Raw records
= = = = = = =

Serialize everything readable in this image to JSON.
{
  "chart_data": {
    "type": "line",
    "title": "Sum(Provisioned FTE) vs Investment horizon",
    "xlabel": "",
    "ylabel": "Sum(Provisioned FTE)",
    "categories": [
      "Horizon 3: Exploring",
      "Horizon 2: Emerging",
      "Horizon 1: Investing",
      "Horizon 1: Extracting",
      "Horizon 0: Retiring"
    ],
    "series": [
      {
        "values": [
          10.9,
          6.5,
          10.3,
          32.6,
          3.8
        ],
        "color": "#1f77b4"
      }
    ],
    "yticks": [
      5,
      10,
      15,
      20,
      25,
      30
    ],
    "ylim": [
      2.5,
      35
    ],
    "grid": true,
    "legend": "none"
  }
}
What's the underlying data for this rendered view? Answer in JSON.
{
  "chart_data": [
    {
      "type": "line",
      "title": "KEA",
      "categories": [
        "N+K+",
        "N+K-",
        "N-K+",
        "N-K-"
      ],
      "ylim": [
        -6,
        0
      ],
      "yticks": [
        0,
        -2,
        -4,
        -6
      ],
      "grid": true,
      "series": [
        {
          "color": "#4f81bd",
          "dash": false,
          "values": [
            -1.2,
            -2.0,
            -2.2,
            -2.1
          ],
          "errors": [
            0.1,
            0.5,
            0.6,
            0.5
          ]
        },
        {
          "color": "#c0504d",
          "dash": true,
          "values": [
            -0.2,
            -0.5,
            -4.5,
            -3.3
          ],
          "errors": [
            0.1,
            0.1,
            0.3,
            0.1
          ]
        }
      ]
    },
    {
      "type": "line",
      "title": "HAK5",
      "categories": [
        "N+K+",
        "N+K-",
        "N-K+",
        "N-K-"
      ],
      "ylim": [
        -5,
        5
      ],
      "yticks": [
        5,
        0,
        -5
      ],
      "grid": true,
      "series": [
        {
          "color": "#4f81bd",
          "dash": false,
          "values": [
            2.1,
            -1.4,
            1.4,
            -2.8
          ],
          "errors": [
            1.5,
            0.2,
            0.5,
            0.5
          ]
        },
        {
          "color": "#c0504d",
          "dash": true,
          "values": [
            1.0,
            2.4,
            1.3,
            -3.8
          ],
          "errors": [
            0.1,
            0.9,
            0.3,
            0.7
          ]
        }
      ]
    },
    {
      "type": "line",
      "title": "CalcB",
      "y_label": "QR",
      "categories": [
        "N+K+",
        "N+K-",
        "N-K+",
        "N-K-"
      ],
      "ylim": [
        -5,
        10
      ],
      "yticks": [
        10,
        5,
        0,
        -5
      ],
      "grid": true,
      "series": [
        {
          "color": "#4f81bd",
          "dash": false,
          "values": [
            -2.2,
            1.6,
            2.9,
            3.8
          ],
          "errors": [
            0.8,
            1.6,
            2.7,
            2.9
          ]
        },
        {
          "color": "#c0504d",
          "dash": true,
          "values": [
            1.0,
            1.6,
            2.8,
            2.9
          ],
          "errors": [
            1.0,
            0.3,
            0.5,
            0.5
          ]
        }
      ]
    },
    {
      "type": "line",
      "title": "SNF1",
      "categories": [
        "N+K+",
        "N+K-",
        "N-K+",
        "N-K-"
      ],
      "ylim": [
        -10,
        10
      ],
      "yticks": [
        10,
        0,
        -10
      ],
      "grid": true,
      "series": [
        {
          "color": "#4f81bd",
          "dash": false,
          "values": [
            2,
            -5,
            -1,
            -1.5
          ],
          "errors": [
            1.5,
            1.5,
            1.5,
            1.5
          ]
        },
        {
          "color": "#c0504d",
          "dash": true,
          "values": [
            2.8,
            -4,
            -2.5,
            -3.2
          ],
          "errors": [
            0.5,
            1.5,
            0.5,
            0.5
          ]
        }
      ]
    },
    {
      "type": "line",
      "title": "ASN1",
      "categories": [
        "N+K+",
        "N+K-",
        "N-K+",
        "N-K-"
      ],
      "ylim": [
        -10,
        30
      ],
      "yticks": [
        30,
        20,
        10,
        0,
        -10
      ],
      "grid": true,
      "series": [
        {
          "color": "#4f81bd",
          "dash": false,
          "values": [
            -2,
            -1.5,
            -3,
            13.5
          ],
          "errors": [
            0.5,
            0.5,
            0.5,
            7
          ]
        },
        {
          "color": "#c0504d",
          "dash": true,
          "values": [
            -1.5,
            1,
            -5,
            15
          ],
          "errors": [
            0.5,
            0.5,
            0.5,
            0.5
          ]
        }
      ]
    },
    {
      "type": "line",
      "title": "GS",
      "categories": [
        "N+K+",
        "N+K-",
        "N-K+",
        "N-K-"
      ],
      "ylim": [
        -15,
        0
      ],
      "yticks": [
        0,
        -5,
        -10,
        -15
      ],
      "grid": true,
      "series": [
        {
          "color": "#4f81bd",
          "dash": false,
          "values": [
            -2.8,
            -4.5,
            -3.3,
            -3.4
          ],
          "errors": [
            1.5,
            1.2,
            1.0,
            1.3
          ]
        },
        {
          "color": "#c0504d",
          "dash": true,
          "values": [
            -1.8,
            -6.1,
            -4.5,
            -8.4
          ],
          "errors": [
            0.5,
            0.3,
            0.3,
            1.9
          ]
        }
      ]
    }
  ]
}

= = = = = = =

§ **PROBLEM DESCRIPTION**
Transcribe every entry exactly, omitting nothing.

§ **ANSWER TO THIS TASK**
Serialize everything readable in this image to JSON.
{
  "chart_data": {
    "type": "line",
    "title": "Sum(Provisioned FTE) vs Investment horizon",
    "xlabel": "",
    "ylabel": "Sum(Provisioned FTE)",
    "categories": [
      "Horizon 3: Exploring",
      "Horizon 2: Emerging",
      "Horizon 1: Investing",
      "Horizon 1: Extracting",
      "Horizon 0: Retiring"
    ],
    "series": [
      {
        "values": [
          10.9,
          6.5,
          10.3,
          32.6,
          3.8
        ],
        "color": "#1f77b4"
      }
    ],
    "yticks": [
      5,
      10,
      15,
      20,
      25,
      30
    ],
    "ylim": [
      2.5,
      35
    ],
    "grid": true,
    "legend": "none"
  }
}
What's the underlying data for this rendered view? Answer in JSON.
{
  "chart_data": [
    {
      "type": "line",
      "title": "KEA",
      "categories": [
        "N+K+",
        "N+K-",
        "N-K+",
        "N-K-"
      ],
      "ylim": [
        -6,
        0
      ],
      "yticks": [
        0,
        -2,
        -4,
        -6
      ],
      "grid": true,
      "series": [
        {
          "color": "#4f81bd",
          "dash": false,
          "values": [
            -1.2,
            -2.0,
            -2.2,
            -2.1
          ],
          "errors": [
            0.1,
            0.5,
            0.6,
            0.5
          ]
        },
        {
          "color": "#c0504d",
          "dash": true,
          "values": [
            -0.2,
            -0.5,
            -4.5,
            -3.3
          ],
          "errors": [
            0.1,
            0.1,
            0.3,
            0.1
          ]
        }
      ]
    },
    {
      "type": "line",
      "title": "HAK5",
      "categories": [
        "N+K+",
        "N+K-",
        "N-K+",
        "N-K-"
      ],
      "ylim": [
        -5,
        5
      ],
      "yticks": [
        5,
        0,
        -5
      ],
      "grid": true,
      "series": [
        {
          "color": "#4f81bd",
          "dash": false,
          "values": [
            2.1,
            -1.4,
            1.4,
            -2.8
          ],
          "errors": [
            1.5,
            0.2,
            0.5,
            0.5
          ]
        },
        {
          "color": "#c0504d",
          "dash": true,
          "values": [
            1.0,
            2.4,
            1.3,
            -3.8
          ],
          "errors": [
            0.1,
            0.9,
            0.3,
            0.7
          ]
        }
      ]
    },
    {
      "type": "line",
      "title": "CalcB",
      "y_label": "QR",
      "categories": [
        "N+K+",
        "N+K-",
        "N-K+",
        "N-K-"
      ],
      "ylim": [
        -5,
        10
      ],
      "yticks": [
        10,
        5,
        0,
        -5
      ],
      "grid": true,
      "series": [
        {
          "color": "#4f81bd",
          "dash": false,
          "values": [
            -2.2,
            1.6,
            2.9,
            3.8
          ],
          "errors": [
            0.8,
            1.6,
            2.7,
            2.9
          ]
        },
        {
          "color": "#c0504d",
          "dash": true,
          "values": [
            1.0,
            1.6,
            2.8,
            2.9
          ],
          "errors": [
            1.0,
            0.3,
            0.5,
            0.5
          ]
        }
      ]
    },
    {
      "type": "line",
      "title": "SNF1",
      "categories": [
        "N+K+",
        "N+K-",
        "N-K+",
        "N-K-"
      ],
      "ylim": [
        -10,
        10
      ],
      "yticks": [
        10,
        0,
        -10
      ],
      "grid": true,
      "series": [
        {
          "color": "#4f81bd",
          "dash": false,
          "values": [
            2,
            -5,
            -1,
            -1.5
          ],
          "errors": [
            1.5,
            1.5,
            1.5,
            1.5
          ]
        },
        {
          "color": "#c0504d",
          "dash": true,
          "values": [
            2.8,
            -4,
            -2.5,
            -3.2
          ],
          "errors": [
            0.5,
            1.5,
            0.5,
            0.5
          ]
        }
      ]
    },
    {
      "type": "line",
      "title": "ASN1",
      "categories": [
        "N+K+",
        "N+K-",
        "N-K+",
        "N-K-"
      ],
      "ylim": [
        -10,
        30
      ],
      "yticks": [
        30,
        20,
        10,
        0,
        -10
      ],
      "grid": true,
      "series": [
        {
          "color": "#4f81bd",
          "dash": false,
          "values": [
            -2,
            -1.5,
            -3,
            13.5
          ],
          "errors": [
            0.5,
            0.5,
            0.5,
            7
          ]
        },
        {
          "color": "#c0504d",
          "dash": true,
          "values": [
            -1.5,
            1,
            -5,
            15
          ],
          "errors": [
            0.5,
            0.5,
            0.5,
            0.5
          ]
        }
      ]
    },
    {
      "type": "line",
      "title": "GS",
      "categories": [
        "N+K+",
        "N+K-",
        "N-K+",
        "N-K-"
      ],
      "ylim": [
        -15,
        0
      ],
      "yticks": [
        0,
        -5,
        -10,
        -15
      ],
      "grid": true,
      "series": [
        {
          "color": "#4f81bd",
          "dash": false,
          "values": [
            -2.8,
            -4.5,
            -3.3,
            -3.4
          ],
          "errors": [
            1.5,
            1.2,
            1.0,
            1.3
          ]
        },
        {
          "color": "#c0504d",
          "dash": true,
          "values": [
            -1.8,
            -6.1,
            -4.5,
            -8.4
          ],
          "errors": [
            0.5,
            0.3,
            0.3,
            1.9
          ]
        }
      ]
    }
  ]
}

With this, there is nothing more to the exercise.